* Work to do
Find each line with the word "담당의사" and copy it.

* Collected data
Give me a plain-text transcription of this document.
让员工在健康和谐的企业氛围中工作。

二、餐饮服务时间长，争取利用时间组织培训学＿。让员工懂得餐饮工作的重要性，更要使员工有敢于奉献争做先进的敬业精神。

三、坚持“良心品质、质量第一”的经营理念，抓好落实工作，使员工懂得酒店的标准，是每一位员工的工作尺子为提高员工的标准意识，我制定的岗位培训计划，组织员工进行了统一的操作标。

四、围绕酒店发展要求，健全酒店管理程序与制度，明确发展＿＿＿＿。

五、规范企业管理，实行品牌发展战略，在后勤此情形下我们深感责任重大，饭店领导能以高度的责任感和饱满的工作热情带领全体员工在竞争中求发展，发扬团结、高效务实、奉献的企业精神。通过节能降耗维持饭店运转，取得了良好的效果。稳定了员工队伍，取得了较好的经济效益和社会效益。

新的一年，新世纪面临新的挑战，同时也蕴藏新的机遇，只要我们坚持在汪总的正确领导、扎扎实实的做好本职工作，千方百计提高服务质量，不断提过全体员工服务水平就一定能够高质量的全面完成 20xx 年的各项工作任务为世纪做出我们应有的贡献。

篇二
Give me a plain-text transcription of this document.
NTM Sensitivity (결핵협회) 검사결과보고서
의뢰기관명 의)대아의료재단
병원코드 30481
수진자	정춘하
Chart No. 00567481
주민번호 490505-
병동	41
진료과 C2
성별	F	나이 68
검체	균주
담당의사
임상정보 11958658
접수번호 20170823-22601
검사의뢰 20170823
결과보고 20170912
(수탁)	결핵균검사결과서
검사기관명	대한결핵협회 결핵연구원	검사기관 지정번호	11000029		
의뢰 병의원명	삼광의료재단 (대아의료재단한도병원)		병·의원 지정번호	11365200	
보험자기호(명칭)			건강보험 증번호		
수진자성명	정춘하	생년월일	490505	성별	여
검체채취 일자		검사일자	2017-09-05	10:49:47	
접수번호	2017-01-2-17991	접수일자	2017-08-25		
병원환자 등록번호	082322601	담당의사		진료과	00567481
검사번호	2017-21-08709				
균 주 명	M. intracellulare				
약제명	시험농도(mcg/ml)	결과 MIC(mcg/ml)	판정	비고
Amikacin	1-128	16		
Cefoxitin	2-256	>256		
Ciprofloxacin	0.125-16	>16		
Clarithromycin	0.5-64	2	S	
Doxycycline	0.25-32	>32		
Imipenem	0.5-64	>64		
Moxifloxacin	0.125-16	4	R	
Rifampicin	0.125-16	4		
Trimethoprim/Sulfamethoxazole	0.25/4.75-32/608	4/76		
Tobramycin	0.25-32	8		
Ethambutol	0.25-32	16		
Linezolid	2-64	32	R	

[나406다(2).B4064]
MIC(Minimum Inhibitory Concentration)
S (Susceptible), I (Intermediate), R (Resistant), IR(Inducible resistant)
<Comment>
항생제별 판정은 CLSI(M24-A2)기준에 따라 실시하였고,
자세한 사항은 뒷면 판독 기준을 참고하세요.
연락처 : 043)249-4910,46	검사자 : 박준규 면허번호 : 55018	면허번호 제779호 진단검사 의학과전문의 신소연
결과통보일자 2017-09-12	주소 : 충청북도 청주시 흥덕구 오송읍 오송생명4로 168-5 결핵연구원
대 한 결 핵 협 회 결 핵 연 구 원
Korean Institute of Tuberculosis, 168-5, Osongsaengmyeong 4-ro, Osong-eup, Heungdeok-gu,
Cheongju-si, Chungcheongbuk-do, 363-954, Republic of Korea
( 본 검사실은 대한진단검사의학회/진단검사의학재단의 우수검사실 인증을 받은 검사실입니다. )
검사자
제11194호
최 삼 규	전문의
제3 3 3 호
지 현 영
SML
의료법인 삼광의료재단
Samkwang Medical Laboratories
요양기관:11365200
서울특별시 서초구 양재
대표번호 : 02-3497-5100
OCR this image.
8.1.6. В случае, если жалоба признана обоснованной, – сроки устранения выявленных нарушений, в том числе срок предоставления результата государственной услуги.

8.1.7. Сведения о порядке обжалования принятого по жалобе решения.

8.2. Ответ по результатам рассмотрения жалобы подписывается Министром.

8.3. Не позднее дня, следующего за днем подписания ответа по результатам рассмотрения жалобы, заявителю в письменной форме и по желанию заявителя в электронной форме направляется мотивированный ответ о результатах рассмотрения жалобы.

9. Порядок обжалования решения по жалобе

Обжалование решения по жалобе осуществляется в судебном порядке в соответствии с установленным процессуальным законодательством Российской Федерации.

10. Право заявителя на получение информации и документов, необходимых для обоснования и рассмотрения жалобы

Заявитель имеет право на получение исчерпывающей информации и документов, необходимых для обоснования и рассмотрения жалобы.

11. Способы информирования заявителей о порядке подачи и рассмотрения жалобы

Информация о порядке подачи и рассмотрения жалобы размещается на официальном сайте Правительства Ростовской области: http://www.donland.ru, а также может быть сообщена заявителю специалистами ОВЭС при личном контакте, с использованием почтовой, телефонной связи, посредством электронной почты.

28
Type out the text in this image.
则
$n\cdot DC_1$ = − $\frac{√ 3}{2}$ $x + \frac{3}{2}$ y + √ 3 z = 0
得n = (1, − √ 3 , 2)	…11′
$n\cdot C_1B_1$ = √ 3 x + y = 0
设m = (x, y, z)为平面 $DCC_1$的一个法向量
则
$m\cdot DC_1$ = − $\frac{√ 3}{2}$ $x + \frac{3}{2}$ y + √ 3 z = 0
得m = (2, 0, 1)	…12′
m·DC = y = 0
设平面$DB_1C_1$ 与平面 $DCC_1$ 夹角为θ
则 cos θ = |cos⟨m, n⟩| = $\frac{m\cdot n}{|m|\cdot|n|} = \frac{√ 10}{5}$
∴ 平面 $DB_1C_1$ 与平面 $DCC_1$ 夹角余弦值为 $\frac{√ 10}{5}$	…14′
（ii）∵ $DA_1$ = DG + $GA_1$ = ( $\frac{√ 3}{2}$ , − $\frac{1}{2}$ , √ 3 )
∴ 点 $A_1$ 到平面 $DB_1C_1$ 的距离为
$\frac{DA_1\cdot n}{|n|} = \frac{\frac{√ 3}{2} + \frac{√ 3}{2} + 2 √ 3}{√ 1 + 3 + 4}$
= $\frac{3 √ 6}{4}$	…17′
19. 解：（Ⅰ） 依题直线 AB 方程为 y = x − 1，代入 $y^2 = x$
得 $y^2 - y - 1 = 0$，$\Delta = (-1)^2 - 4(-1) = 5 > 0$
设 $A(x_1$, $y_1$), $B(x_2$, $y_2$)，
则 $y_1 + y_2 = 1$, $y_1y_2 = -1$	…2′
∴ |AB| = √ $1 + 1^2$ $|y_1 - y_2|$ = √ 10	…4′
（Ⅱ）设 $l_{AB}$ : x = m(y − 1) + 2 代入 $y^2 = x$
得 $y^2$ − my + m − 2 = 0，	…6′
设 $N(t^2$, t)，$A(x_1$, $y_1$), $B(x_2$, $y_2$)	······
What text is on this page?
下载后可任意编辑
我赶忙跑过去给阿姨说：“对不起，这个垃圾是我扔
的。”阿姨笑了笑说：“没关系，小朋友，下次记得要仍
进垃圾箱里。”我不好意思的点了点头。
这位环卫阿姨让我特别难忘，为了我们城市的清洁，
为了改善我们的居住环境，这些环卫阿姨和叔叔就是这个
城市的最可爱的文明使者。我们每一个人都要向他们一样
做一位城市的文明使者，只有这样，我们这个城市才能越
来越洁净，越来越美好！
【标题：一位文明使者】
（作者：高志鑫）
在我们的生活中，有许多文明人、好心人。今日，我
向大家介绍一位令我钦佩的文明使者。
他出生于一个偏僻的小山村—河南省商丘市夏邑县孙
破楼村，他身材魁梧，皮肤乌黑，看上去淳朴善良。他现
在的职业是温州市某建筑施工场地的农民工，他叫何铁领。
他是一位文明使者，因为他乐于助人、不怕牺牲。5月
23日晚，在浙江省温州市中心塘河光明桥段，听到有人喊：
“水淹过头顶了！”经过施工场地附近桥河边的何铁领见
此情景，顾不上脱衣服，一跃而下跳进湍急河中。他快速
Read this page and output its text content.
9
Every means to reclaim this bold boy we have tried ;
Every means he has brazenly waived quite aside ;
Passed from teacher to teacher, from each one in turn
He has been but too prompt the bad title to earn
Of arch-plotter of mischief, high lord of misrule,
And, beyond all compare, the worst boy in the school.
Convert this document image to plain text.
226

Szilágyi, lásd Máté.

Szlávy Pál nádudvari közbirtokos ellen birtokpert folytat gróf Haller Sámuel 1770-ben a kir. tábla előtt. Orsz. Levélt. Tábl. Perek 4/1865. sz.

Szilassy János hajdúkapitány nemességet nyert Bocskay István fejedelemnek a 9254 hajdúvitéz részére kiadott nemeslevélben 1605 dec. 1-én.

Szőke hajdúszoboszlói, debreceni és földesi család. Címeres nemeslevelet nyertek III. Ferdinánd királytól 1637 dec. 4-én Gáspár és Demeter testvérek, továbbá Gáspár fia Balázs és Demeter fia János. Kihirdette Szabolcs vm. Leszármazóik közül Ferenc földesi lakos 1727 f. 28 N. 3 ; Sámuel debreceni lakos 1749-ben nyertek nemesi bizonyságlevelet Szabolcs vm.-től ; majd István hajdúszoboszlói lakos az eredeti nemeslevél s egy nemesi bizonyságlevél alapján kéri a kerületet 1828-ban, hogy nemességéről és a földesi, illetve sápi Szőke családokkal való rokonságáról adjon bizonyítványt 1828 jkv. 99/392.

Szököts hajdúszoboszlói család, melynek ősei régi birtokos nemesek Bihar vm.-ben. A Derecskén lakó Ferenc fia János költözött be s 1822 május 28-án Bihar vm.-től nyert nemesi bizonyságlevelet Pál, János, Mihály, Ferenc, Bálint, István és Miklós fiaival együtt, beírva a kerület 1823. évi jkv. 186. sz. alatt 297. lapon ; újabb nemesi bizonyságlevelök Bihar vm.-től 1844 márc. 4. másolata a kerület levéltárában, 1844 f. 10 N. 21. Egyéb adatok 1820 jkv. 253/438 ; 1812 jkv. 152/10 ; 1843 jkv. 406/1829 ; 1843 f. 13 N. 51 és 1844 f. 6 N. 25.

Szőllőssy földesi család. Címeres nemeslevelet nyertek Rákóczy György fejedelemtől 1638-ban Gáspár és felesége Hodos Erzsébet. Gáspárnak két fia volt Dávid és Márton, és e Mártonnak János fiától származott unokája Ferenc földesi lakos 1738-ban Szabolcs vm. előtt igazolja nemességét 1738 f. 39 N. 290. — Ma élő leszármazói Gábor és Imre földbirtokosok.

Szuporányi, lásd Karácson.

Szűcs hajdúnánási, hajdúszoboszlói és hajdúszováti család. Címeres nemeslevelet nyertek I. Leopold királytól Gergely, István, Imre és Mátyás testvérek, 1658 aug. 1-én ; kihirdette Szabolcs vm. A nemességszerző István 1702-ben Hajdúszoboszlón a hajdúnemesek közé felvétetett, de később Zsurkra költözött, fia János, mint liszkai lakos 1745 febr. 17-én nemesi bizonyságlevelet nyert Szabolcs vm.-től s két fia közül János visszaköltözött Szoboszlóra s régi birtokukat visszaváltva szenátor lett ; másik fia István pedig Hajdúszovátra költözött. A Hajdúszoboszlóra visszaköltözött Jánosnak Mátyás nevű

* Finished task
담당의사
병원환자 등록번호	082322601	담당의사		진료과	00567481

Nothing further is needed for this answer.